======== RECORDS TO PROCESS ========

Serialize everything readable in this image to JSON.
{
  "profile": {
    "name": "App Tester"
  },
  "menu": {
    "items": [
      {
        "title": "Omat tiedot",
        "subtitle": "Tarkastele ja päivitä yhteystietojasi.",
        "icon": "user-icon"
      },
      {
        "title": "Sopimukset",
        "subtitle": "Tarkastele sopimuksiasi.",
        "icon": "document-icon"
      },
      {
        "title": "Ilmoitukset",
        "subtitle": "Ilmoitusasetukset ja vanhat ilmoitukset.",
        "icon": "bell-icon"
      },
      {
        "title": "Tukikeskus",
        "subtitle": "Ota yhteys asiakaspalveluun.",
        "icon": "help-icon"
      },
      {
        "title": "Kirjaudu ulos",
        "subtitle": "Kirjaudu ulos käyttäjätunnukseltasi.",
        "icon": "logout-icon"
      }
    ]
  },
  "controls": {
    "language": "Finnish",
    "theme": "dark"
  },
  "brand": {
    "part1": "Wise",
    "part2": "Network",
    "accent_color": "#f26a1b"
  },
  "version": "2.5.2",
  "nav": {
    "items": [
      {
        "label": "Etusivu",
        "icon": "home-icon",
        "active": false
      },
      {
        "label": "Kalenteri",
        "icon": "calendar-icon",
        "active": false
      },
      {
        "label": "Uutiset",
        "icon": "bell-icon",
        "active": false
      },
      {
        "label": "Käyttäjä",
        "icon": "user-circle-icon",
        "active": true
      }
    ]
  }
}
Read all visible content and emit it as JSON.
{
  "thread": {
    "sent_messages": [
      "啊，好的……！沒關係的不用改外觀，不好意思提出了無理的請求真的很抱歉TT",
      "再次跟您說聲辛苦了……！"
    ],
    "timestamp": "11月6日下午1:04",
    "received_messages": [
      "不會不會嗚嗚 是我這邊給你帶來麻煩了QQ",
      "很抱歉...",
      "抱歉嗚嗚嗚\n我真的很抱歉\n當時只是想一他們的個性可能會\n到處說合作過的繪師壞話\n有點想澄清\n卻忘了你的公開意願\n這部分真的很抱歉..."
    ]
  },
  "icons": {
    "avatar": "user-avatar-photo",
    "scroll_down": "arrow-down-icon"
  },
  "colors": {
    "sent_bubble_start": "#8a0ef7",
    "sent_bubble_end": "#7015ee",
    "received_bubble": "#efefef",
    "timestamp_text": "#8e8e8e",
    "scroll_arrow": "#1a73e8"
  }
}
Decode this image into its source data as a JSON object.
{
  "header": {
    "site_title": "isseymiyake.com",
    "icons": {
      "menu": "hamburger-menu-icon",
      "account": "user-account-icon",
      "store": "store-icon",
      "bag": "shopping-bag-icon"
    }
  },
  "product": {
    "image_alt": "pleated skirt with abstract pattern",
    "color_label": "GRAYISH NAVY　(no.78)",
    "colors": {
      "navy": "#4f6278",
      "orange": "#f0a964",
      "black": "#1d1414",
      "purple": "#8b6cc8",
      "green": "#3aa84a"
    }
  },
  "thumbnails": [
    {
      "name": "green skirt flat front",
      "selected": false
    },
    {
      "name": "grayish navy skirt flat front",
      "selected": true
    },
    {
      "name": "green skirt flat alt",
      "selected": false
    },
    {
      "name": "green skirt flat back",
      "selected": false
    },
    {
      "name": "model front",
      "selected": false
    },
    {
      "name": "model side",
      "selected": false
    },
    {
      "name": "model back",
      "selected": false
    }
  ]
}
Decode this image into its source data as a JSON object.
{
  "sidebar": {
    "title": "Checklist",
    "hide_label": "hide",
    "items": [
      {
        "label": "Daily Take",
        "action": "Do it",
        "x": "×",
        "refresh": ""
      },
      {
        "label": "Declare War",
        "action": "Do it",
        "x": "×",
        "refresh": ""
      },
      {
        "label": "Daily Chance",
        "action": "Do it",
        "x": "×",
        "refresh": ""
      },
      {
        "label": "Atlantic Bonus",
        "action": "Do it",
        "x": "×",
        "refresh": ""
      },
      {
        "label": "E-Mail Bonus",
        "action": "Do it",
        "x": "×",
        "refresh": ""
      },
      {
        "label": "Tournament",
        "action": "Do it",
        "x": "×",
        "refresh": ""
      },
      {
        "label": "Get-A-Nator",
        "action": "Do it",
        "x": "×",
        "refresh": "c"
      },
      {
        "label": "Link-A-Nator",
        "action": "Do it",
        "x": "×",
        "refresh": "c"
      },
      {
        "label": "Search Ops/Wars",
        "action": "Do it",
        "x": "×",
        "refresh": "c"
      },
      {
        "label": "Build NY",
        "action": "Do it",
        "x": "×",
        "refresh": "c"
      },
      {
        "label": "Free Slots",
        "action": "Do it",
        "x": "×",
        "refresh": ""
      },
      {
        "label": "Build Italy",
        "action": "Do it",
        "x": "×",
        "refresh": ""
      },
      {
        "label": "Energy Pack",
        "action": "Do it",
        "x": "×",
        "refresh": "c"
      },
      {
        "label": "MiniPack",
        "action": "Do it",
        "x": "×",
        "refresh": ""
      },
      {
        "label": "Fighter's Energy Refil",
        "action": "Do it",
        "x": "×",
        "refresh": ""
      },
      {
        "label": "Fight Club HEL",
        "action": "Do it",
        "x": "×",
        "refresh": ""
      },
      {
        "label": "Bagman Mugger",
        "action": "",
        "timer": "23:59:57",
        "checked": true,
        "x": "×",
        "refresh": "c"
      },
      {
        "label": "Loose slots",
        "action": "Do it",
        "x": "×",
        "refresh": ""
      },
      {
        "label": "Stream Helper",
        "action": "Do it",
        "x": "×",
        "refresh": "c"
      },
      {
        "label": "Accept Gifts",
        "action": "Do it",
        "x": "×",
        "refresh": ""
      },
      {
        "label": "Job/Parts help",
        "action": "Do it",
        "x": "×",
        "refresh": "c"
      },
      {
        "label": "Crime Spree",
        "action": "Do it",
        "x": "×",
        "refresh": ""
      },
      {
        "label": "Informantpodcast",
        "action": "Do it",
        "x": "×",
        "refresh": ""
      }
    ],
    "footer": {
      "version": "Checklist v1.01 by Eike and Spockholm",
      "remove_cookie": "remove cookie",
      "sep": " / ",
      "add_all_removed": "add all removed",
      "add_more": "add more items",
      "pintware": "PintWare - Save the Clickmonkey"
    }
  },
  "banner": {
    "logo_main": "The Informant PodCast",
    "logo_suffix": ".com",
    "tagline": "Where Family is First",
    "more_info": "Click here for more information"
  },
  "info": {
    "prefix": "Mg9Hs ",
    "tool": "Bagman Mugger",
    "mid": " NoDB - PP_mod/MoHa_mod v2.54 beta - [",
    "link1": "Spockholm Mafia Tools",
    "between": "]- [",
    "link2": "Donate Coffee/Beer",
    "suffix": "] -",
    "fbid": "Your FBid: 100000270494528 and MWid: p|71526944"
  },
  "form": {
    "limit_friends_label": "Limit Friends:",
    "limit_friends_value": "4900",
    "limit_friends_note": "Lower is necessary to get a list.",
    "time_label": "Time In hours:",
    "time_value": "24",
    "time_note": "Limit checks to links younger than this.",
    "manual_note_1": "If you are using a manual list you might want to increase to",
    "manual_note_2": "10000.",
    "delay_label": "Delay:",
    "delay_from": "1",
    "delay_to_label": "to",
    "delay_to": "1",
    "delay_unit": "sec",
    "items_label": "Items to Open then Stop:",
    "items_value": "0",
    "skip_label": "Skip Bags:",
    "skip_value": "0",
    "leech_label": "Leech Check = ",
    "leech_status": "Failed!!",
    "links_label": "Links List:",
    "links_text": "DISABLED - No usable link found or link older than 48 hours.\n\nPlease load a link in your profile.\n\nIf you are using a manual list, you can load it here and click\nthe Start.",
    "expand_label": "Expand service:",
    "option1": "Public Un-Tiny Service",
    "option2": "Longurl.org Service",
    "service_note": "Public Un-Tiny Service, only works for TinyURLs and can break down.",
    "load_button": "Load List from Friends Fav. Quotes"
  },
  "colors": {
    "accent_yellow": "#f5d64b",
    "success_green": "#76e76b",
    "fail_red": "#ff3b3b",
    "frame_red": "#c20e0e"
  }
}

========

## PROBLEM REQUIREMENTS
How many lines in these records hold the string "flat"? Reply with the number alone.

## RESULT OF THE TASK
4